In the records below, pick out all lines containing the word "Leads".

↓

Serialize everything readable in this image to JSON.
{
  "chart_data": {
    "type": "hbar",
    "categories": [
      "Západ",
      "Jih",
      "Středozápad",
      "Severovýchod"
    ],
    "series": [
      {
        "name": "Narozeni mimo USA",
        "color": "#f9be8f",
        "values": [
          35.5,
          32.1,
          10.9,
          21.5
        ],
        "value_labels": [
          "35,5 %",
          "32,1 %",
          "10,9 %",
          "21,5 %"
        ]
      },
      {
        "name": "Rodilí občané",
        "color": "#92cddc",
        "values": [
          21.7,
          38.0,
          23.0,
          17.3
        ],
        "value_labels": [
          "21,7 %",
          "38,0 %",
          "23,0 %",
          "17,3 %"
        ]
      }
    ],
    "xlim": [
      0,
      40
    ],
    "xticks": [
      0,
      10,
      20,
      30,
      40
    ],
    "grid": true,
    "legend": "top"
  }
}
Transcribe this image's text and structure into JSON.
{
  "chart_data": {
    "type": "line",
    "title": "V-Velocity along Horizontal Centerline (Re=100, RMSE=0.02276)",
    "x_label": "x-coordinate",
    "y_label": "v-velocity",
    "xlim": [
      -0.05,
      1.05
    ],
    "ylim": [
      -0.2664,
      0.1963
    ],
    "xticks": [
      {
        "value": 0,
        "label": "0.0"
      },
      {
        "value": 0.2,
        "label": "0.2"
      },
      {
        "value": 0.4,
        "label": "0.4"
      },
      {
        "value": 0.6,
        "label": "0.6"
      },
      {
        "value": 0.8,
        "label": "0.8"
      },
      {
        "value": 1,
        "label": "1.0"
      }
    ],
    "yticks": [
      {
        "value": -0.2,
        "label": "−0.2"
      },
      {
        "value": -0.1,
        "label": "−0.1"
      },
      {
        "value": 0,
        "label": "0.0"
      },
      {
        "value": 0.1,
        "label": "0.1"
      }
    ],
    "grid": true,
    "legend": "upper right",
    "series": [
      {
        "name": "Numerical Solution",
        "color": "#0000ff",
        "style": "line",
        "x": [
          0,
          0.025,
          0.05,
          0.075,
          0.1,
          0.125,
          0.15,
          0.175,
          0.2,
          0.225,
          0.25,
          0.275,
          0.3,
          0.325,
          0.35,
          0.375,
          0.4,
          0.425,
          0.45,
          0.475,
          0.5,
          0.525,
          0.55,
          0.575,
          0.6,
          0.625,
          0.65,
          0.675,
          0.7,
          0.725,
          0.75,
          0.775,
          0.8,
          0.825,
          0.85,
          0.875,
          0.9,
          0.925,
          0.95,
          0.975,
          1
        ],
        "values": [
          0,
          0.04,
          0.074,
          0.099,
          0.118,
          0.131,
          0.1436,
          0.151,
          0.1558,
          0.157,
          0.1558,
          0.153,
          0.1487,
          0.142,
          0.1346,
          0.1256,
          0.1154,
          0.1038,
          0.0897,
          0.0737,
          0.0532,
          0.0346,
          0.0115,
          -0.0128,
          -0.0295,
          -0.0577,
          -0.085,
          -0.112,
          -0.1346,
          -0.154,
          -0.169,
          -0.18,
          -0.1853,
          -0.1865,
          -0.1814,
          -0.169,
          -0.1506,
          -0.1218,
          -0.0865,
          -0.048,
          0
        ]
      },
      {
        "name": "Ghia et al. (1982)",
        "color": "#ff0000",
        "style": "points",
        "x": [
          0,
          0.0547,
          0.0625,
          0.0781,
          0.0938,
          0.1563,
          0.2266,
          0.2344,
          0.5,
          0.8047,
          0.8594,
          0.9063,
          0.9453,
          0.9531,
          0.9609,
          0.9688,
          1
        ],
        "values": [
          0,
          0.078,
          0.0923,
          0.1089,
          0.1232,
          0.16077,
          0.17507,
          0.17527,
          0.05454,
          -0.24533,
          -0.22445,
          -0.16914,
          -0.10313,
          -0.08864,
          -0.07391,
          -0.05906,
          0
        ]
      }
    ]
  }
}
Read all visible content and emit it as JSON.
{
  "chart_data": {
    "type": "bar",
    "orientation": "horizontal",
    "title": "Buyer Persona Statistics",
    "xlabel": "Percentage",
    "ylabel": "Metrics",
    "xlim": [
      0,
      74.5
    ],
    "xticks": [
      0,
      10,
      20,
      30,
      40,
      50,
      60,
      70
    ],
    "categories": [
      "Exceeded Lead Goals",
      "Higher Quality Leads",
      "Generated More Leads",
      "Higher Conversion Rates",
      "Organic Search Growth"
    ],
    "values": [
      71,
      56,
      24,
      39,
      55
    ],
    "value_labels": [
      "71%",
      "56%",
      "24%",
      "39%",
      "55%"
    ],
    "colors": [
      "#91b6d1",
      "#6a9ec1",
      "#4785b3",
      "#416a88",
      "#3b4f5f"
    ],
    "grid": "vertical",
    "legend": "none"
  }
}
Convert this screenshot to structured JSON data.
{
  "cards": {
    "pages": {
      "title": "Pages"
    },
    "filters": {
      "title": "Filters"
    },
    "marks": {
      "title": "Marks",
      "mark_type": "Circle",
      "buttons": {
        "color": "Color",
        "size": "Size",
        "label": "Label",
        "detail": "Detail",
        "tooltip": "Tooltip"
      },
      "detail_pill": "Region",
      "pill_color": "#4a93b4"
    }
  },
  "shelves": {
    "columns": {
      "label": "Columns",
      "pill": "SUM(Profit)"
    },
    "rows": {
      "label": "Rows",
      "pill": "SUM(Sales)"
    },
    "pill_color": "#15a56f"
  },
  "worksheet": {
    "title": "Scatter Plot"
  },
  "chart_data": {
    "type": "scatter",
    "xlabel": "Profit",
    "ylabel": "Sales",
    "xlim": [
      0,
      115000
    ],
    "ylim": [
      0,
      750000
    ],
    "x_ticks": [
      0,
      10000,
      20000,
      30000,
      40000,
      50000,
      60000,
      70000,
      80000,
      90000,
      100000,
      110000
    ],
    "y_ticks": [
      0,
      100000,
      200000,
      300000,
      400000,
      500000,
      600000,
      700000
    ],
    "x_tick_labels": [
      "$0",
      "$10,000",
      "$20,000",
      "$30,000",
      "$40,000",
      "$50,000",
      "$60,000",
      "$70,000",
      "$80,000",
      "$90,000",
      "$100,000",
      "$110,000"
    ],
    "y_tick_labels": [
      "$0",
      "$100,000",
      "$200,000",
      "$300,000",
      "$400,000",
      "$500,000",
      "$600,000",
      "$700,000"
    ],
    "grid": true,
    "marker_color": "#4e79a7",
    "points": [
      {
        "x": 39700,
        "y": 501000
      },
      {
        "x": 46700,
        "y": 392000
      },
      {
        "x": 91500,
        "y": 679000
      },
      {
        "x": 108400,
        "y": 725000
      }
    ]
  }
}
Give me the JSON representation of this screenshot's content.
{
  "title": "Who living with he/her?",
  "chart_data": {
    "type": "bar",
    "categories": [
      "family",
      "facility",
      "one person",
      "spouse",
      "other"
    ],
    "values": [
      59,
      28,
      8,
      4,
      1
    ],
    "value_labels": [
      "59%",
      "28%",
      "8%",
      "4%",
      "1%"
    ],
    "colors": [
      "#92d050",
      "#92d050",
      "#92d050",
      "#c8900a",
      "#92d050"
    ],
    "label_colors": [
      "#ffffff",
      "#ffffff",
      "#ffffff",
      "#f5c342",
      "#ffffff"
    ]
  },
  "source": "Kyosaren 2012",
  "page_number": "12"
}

↑

• **SOLUTION TO THE EXERCISE**
      "Higher Quality Leads",
      "Generated More Leads",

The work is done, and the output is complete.